--- ENTRIES ---

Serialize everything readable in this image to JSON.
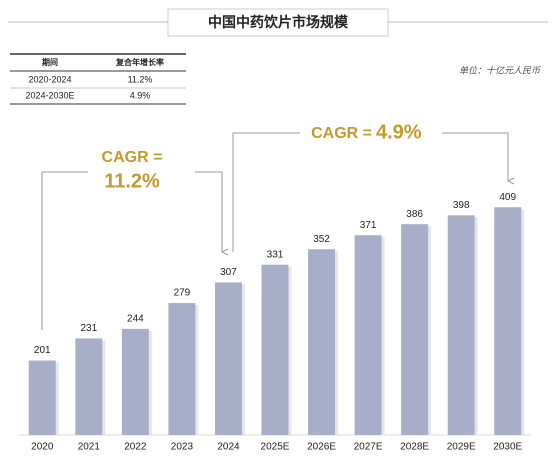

---
--- ENTRIES ---

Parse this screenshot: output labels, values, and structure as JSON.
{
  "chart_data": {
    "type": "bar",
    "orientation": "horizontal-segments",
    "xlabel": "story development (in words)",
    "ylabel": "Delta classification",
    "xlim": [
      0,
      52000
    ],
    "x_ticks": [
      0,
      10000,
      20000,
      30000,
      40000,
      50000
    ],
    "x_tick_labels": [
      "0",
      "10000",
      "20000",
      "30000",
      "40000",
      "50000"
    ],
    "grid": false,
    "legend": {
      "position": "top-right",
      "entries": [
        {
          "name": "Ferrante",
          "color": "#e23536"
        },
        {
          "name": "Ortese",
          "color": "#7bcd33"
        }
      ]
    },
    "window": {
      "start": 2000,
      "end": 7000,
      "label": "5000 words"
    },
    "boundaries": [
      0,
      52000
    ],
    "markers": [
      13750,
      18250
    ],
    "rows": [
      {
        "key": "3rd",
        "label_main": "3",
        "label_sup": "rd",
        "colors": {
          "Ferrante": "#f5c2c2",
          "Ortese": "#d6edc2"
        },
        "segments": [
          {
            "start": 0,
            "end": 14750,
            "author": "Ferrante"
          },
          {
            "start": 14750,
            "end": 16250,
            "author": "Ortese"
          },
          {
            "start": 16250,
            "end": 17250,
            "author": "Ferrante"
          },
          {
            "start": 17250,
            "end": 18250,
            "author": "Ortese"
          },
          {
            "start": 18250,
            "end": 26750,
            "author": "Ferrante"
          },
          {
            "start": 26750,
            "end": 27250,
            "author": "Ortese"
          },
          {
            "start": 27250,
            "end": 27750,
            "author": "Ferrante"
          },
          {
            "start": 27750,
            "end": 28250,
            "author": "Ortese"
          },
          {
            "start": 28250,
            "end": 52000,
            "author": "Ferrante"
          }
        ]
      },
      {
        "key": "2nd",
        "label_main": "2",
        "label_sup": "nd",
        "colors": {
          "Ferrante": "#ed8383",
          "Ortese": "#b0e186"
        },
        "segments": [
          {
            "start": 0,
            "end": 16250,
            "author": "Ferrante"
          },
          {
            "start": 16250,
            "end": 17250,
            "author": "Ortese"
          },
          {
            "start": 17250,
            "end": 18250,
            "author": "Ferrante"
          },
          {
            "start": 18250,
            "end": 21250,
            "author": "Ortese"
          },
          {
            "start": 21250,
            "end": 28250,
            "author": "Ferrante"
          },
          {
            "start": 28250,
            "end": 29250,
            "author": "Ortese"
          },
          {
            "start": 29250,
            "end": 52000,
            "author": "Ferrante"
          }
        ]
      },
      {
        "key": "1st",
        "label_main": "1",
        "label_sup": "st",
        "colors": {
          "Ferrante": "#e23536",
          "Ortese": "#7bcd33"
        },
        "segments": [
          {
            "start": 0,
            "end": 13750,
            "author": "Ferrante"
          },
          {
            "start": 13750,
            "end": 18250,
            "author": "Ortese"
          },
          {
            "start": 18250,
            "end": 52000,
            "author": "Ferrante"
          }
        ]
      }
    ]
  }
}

---
--- ENTRIES ---

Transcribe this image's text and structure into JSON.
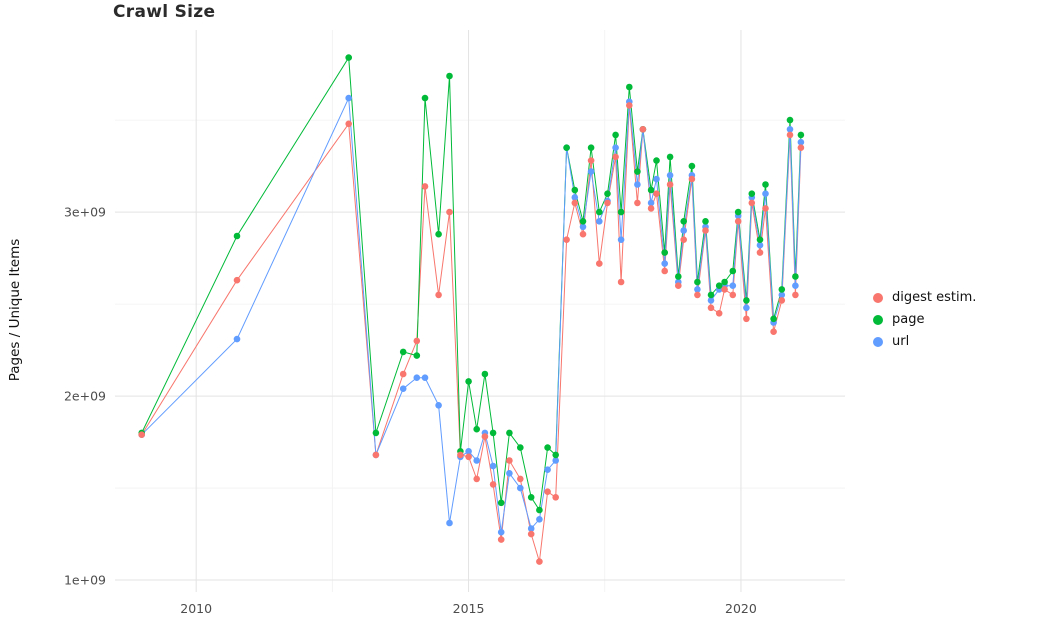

---

Look through the material above and pick out each line holding the word "image".

--- THE RESULT ---
Serialize everything readable in this image to JSON.
Transcribe this image's text and structure into JSON.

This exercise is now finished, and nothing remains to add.